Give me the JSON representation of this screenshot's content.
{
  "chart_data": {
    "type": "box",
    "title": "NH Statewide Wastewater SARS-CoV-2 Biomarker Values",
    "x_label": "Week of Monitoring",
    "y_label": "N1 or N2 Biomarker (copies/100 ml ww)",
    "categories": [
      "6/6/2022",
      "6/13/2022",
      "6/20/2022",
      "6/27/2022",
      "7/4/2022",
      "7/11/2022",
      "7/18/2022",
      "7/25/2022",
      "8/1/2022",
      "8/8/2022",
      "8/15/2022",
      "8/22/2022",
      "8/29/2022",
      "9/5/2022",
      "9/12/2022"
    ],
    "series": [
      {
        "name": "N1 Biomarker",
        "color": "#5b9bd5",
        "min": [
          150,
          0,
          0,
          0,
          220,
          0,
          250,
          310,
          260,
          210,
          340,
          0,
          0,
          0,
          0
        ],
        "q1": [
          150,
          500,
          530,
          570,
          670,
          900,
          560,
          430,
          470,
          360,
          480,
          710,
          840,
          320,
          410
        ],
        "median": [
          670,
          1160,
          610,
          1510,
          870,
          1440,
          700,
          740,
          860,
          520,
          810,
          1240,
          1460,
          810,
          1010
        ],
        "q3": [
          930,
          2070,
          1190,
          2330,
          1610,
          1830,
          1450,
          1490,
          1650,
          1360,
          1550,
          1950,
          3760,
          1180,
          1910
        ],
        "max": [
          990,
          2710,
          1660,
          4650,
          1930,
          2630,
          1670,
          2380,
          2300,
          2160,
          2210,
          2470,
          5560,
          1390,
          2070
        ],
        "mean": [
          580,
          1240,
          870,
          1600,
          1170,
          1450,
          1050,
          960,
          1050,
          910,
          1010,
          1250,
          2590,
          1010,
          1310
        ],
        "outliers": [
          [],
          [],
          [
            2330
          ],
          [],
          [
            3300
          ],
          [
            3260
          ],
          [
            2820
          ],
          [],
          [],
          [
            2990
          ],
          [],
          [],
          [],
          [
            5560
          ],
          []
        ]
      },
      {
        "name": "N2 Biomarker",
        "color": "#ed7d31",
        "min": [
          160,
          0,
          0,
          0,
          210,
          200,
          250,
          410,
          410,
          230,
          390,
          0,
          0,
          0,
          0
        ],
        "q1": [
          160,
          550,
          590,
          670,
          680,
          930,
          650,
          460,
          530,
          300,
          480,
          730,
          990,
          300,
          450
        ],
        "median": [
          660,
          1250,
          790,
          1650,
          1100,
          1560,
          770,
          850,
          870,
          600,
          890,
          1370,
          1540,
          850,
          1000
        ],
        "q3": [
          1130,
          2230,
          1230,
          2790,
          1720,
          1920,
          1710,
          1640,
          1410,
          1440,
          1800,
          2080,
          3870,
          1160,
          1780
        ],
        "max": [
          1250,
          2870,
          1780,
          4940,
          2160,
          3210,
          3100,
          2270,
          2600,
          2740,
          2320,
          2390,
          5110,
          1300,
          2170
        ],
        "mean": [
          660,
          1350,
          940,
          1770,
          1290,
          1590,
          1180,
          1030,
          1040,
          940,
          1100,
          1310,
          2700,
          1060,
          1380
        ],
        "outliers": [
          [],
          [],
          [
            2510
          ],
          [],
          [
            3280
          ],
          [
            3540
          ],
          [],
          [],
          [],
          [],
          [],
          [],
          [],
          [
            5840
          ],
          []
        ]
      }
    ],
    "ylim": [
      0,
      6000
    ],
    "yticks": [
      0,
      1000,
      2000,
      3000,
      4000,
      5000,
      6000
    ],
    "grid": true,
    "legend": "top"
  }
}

**DO THIS**
Quote all of the entries exactly as they appear.

**RESULT OF THIS TASK**
Give me the JSON representation of this screenshot's content.
{
  "chart_data": {
    "type": "box",
    "title": "NH Statewide Wastewater SARS-CoV-2 Biomarker Values",
    "x_label": "Week of Monitoring",
    "y_label": "N1 or N2 Biomarker (copies/100 ml ww)",
    "categories": [
      "6/6/2022",
      "6/13/2022",
      "6/20/2022",
      "6/27/2022",
      "7/4/2022",
      "7/11/2022",
      "7/18/2022",
      "7/25/2022",
      "8/1/2022",
      "8/8/2022",
      "8/15/2022",
      "8/22/2022",
      "8/29/2022",
      "9/5/2022",
      "9/12/2022"
    ],
    "series": [
      {
        "name": "N1 Biomarker",
        "color": "#5b9bd5",
        "min": [
          150,
          0,
          0,
          0,
          220,
          0,
          250,
          310,
          260,
          210,
          340,
          0,
          0,
          0,
          0
        ],
        "q1": [
          150,
          500,
          530,
          570,
          670,
          900,
          560,
          430,
          470,
          360,
          480,
          710,
          840,
          320,
          410
        ],
        "median": [
          670,
          1160,
          610,
          1510,
          870,
          1440,
          700,
          740,
          860,
          520,
          810,
          1240,
          1460,
          810,
          1010
        ],
        "q3": [
          930,
          2070,
          1190,
          2330,
          1610,
          1830,
          1450,
          1490,
          1650,
          1360,
          1550,
          1950,
          3760,
          1180,
          1910
        ],
        "max": [
          990,
          2710,
          1660,
          4650,
          1930,
          2630,
          1670,
          2380,
          2300,
          2160,
          2210,
          2470,
          5560,
          1390,
          2070
        ],
        "mean": [
          580,
          1240,
          870,
          1600,
          1170,
          1450,
          1050,
          960,
          1050,
          910,
          1010,
          1250,
          2590,
          1010,
          1310
        ],
        "outliers": [
          [],
          [],
          [
            2330
          ],
          [],
          [
            3300
          ],
          [
            3260
          ],
          [
            2820
          ],
          [],
          [],
          [
            2990
          ],
          [],
          [],
          [],
          [
            5560
          ],
          []
        ]
      },
      {
        "name": "N2 Biomarker",
        "color": "#ed7d31",
        "min": [
          160,
          0,
          0,
          0,
          210,
          200,
          250,
          410,
          410,
          230,
          390,
          0,
          0,
          0,
          0
        ],
        "q1": [
          160,
          550,
          590,
          670,
          680,
          930,
          650,
          460,
          530,
          300,
          480,
          730,
          990,
          300,
          450
        ],
        "median": [
          660,
          1250,
          790,
          1650,
          1100,
          1560,
          770,
          850,
          870,
          600,
          890,
          1370,
          1540,
          850,
          1000
        ],
        "q3": [
          1130,
          2230,
          1230,
          2790,
          1720,
          1920,
          1710,
          1640,
          1410,
          1440,
          1800,
          2080,
          3870,
          1160,
          1780
        ],
        "max": [
          1250,
          2870,
          1780,
          4940,
          2160,
          3210,
          3100,
          2270,
          2600,
          2740,
          2320,
          2390,
          5110,
          1300,
          2170
        ],
        "mean": [
          660,
          1350,
          940,
          1770,
          1290,
          1590,
          1180,
          1030,
          1040,
          940,
          1100,
          1310,
          2700,
          1060,
          1380
        ],
        "outliers": [
          [],
          [],
          [
            2510
          ],
          [],
          [
            3280
          ],
          [
            3540
          ],
          [],
          [],
          [],
          [],
          [],
          [],
          [],
          [
            5840
          ],
          []
        ]
      }
    ],
    "ylim": [
      0,
      6000
    ],
    "yticks": [
      0,
      1000,
      2000,
      3000,
      4000,
      5000,
      6000
    ],
    "grid": true,
    "legend": "top"
  }
}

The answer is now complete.